Segment Open
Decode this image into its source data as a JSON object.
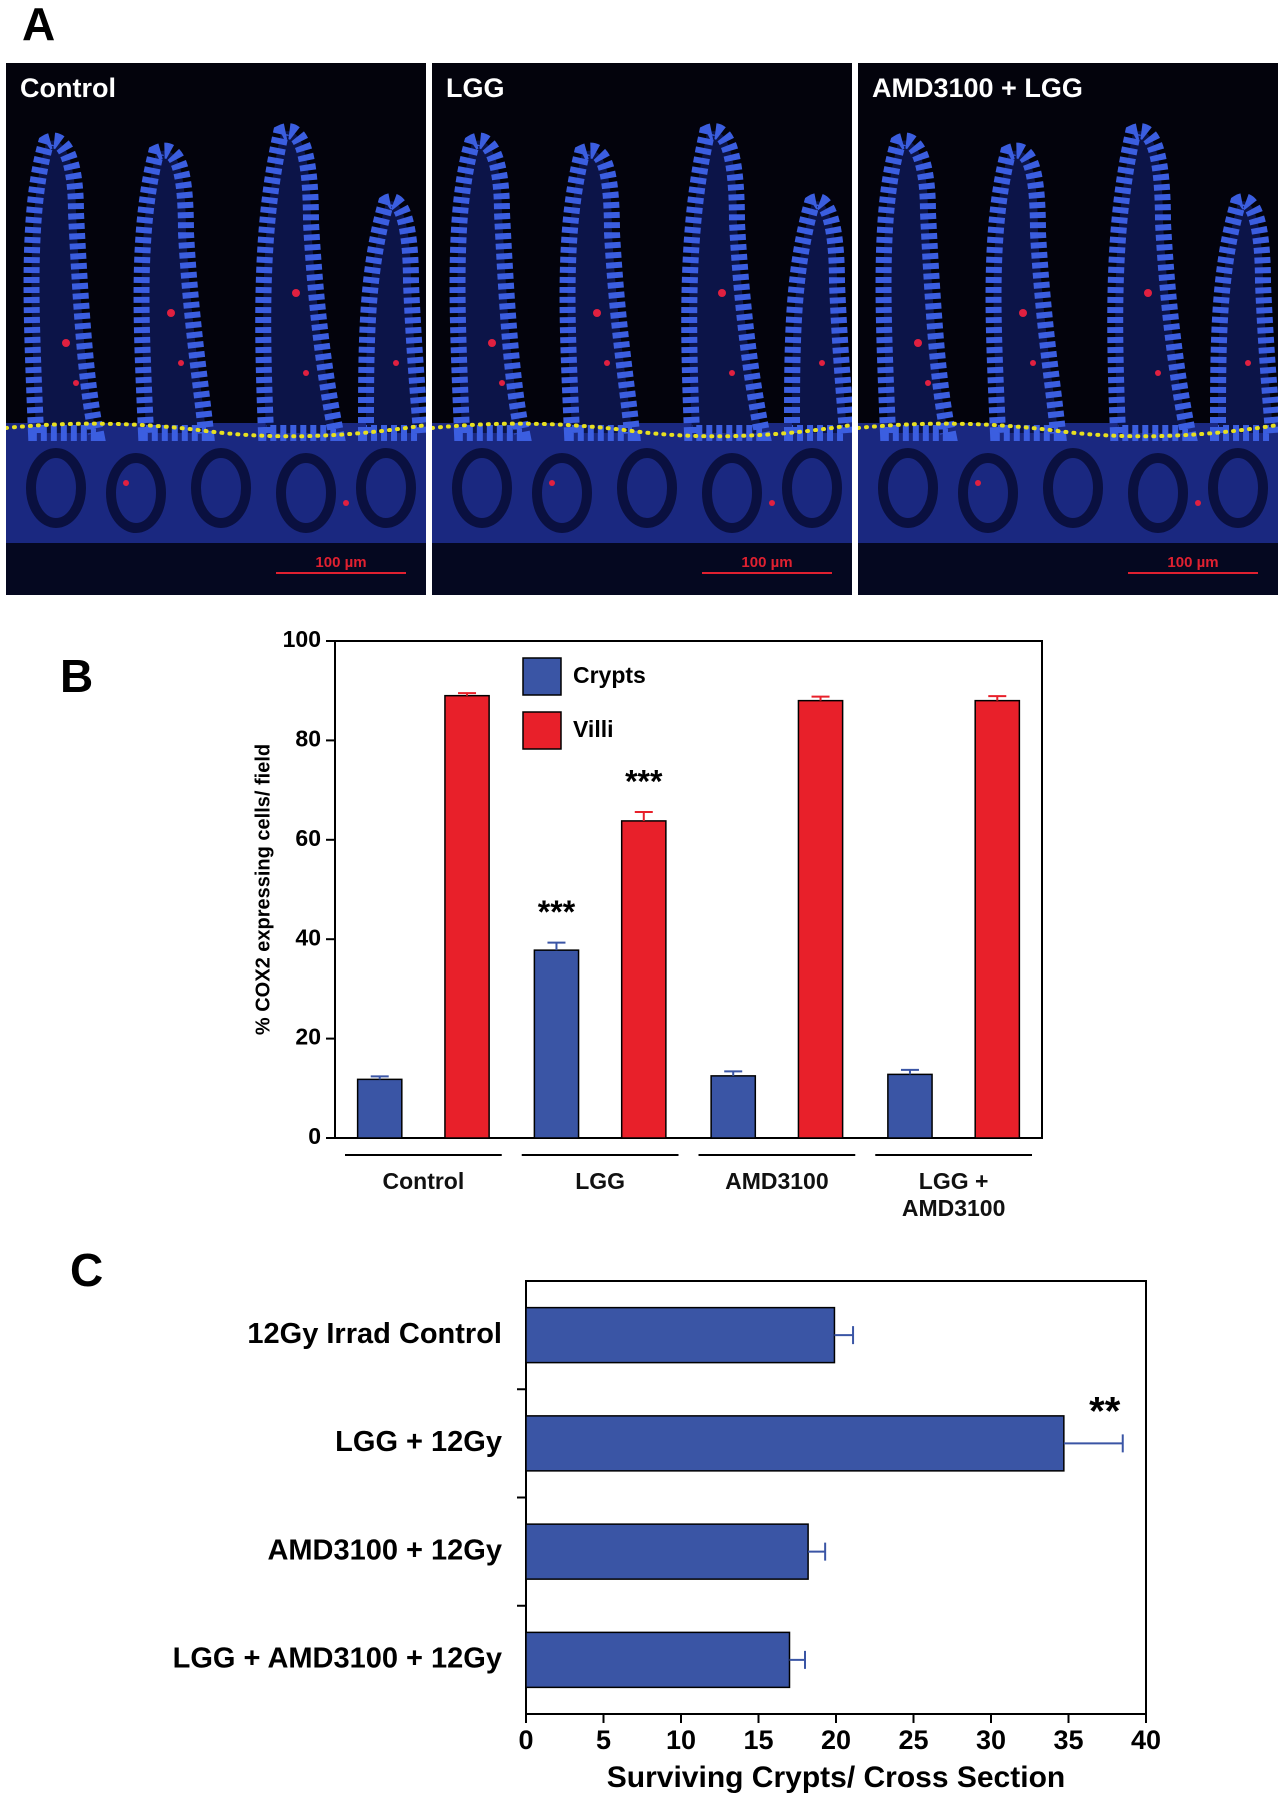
{
  "panel_a": {
    "label": "A",
    "panels": [
      {
        "title": "Control",
        "scale_bar": "100 µm"
      },
      {
        "title": "LGG",
        "scale_bar": "100 µm"
      },
      {
        "title": "AMD3100 + LGG",
        "scale_bar": "100 µm"
      }
    ]
  },
  "chart_data": [
    {
      "type": "bar",
      "panel_label": "B",
      "ylabel": "% COX2 expressing cells/ field",
      "categories": [
        "Control",
        "LGG",
        "AMD3100",
        "LGG + AMD3100"
      ],
      "series": [
        {
          "name": "Crypts",
          "color": "#3a55a5",
          "values": [
            11.8,
            37.8,
            12.5,
            12.8
          ],
          "errors": [
            0.6,
            1.5,
            0.9,
            0.9
          ],
          "significance": [
            null,
            "***",
            null,
            null
          ]
        },
        {
          "name": "Villi",
          "color": "#e8202a",
          "values": [
            89,
            63.8,
            88,
            88
          ],
          "errors": [
            0.5,
            1.8,
            0.8,
            0.9
          ],
          "significance": [
            null,
            "***",
            null,
            null
          ]
        }
      ],
      "ylim": [
        0,
        100
      ],
      "yticks": [
        0,
        20,
        40,
        60,
        80,
        100
      ],
      "legend": "upper center"
    },
    {
      "type": "barh",
      "panel_label": "C",
      "xlabel": "Surviving Crypts/ Cross Section",
      "categories": [
        "12Gy Irrad Control",
        "LGG + 12Gy",
        "AMD3100 + 12Gy",
        "LGG + AMD3100 + 12Gy"
      ],
      "values": [
        19.9,
        34.7,
        18.2,
        17.0
      ],
      "errors": [
        1.2,
        3.8,
        1.1,
        1.0
      ],
      "significance": [
        null,
        "**",
        null,
        null
      ],
      "color": "#3a55a5",
      "xlim": [
        0,
        40
      ],
      "xticks": [
        0,
        5,
        10,
        15,
        20,
        25,
        30,
        35,
        40
      ]
    }
  ]
}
Segment Closed
= Task details =
An answer that restates all the entries exactly and drops the images is what is needed.

= Answer box =
Decode this image into its source data as a JSON object.
{
  "panel_a": {
    "label": "A",
    "panels": [
      {
        "title": "Control",
        "scale_bar": "100 µm"
      },
      {
        "title": "LGG",
        "scale_bar": "100 µm"
      },
      {
        "title": "AMD3100 + LGG",
        "scale_bar": "100 µm"
      }
    ]
  },
  "chart_data": [
    {
      "type": "bar",
      "panel_label": "B",
      "ylabel": "% COX2 expressing cells/ field",
      "categories": [
        "Control",
        "LGG",
        "AMD3100",
        "LGG + AMD3100"
      ],
      "series": [
        {
          "name": "Crypts",
          "color": "#3a55a5",
          "values": [
            11.8,
            37.8,
            12.5,
            12.8
          ],
          "errors": [
            0.6,
            1.5,
            0.9,
            0.9
          ],
          "significance": [
            null,
            "***",
            null,
            null
          ]
        },
        {
          "name": "Villi",
          "color": "#e8202a",
          "values": [
            89,
            63.8,
            88,
            88
          ],
          "errors": [
            0.5,
            1.8,
            0.8,
            0.9
          ],
          "significance": [
            null,
            "***",
            null,
            null
          ]
        }
      ],
      "ylim": [
        0,
        100
      ],
      "yticks": [
        0,
        20,
        40,
        60,
        80,
        100
      ],
      "legend": "upper center"
    },
    {
      "type": "barh",
      "panel_label": "C",
      "xlabel": "Surviving Crypts/ Cross Section",
      "categories": [
        "12Gy Irrad Control",
        "LGG + 12Gy",
        "AMD3100 + 12Gy",
        "LGG + AMD3100 + 12Gy"
      ],
      "values": [
        19.9,
        34.7,
        18.2,
        17.0
      ],
      "errors": [
        1.2,
        3.8,
        1.1,
        1.0
      ],
      "significance": [
        null,
        "**",
        null,
        null
      ],
      "color": "#3a55a5",
      "xlim": [
        0,
        40
      ],
      "xticks": [
        0,
        5,
        10,
        15,
        20,
        25,
        30,
        35,
        40
      ]
    }
  ]
}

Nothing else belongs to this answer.